■ PROBLEMS ■
1 – Answer these from the audit committee excerpt, one line each, marked (a), (b), (c):
(a) In which month and year did the committee appoint CBIZ Risk and Advisory Services, LLC as the Company's internal auditor?
(b) Who was Chairman of the committee on the 10-K filing date?
(c) To which firm were the fees in the accounting fees table paid?
2 – Carry the audit committee excerpt forward from its final sentence, keeping the style of a proxy statement.

■ TEXT EXTRACT ■
---

Based upon the review and discussions described in this report, the Audit Committee recommended to the Board of Directors that the audited financial statements be accepted and included in the Company’s Report on Form 10-K for the year ended December 31, 2015, filed with the SEC.

We also review the Company’s internal audit function, including the selection and compensation of the Company’s internal auditor.  In June 2015, in accordance with our charter, our committee appointed CBIZ Risk and Advisory Services, LLC as the Company’s internal auditor for 2015.

This report is provided by the following independent directors who comprised the Committee on the 10-K filing date:

Karen A. Twitchell, Chairman
Allen P. McKee
John R. Townsend

PRINCIPAL ACCOUNTING FEES AND SERVICES

The table below sets forth the fees that the Company paid BKM.  Fees paid were for the audits of its financial statements and internal controls for the fiscal years ended December 31, 2015, and 2014, and the review of its financial statements for the quarterly periods in the years ended December 31, 2015, and 2014, and other fees that the Company paid for services rendered during the fiscal years ended December 31, 2015, and 2014, respectively.

---

■ SUPPLIED RECORDS ■

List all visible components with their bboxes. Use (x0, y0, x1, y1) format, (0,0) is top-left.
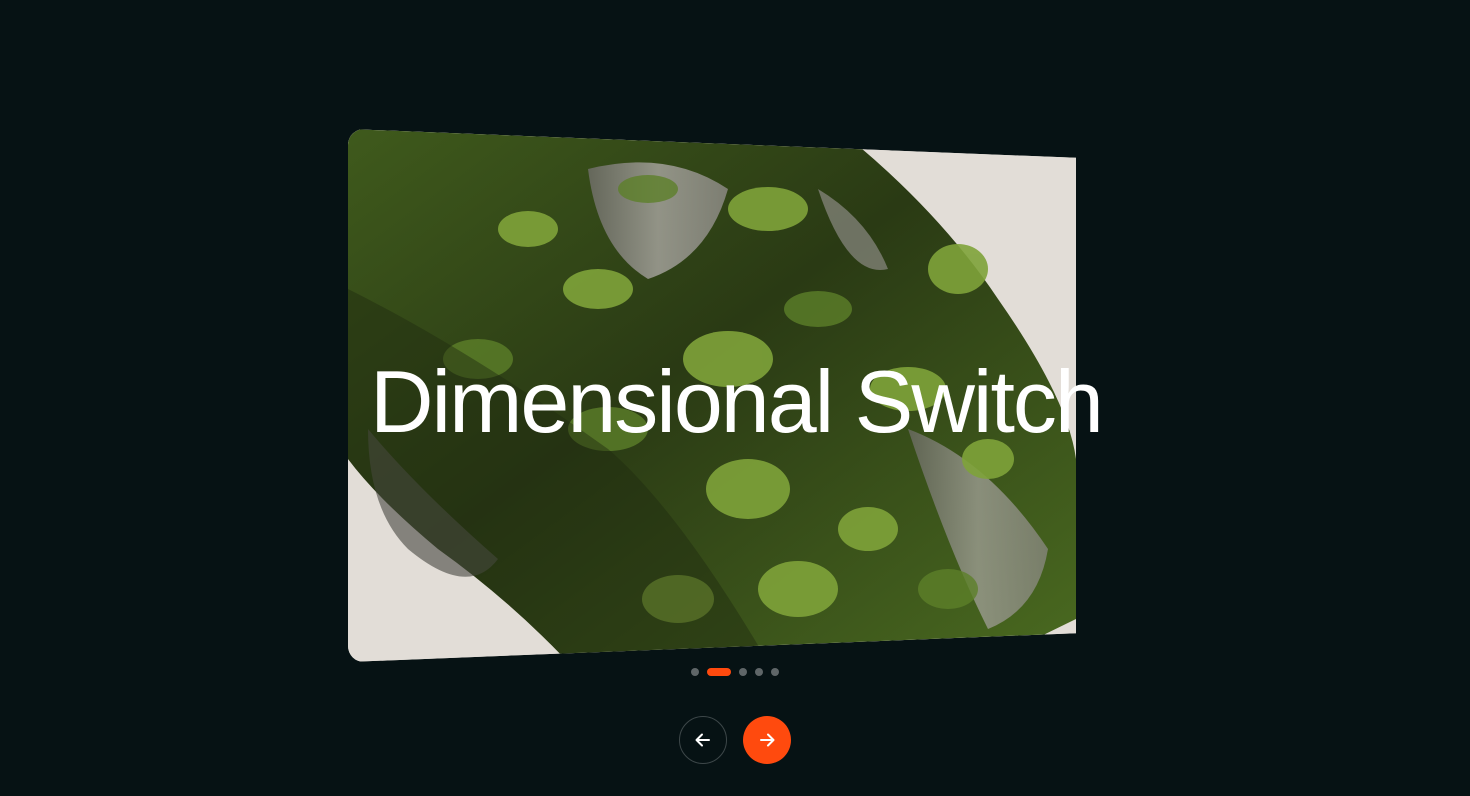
slider-stage: Dimensional Switch (0, 0, 1470, 796)
pagination-dot-4[interactable] (755, 668, 763, 676)
next-slide-button[interactable] (743, 716, 791, 764)
arrow-right-icon (760, 733, 775, 747)
previous-slide-button[interactable] (679, 716, 727, 764)
pagination-dot-3[interactable] (739, 668, 747, 676)
pagination-dots (691, 668, 779, 676)
slide-title: Dimensional Switch (370, 352, 1104, 451)
arrow-left-icon (695, 733, 710, 747)
pagination-dot-2-active[interactable] (707, 668, 731, 676)
pagination-dot-5[interactable] (771, 668, 779, 676)
pagination-dot-1[interactable] (691, 668, 699, 676)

---

■ ANSWERS IN ORDER ■
1 –
(a) June 2015
(b) Karen A. Twitchell
(c) BKM

2 –
   
2015
   
2014
 
Audit Fees
  $ 446,589     $ 385,237  
Audit-Related Fees
    -       -  
Tax Fees
    29,068       34,367  
All Other Fees
    27,969       118,165  

Under its charter, the Audit Committee must pre-approve all auditing services and permitted non-audit services (including the fees and terms thereof) to be performed for the Company by its independent auditor, subject to the de minimis exceptions for non-audit services under the Securities Exchange Act of 1934, as amended, which are approved by the Audit Committee prior to the completion of the audit.

Audit Fees

These amounts represent fees billed by BKM for professional services rendered for the audits of the Company’s annual financial statements for the years ended December 31, 2015, and 2014, the reviews of financial statements included in the Company’s Quarterly Reports on Form 10-Q, and services related to statutory and regulatory filings and engagements for such fiscal years.  These amounts also include approximately $97,000 during 2015 for work performed related to the audited financial statements of AMAK. Approximately $20,000 was included in the 2014 audit fees for invoices billed in 2013.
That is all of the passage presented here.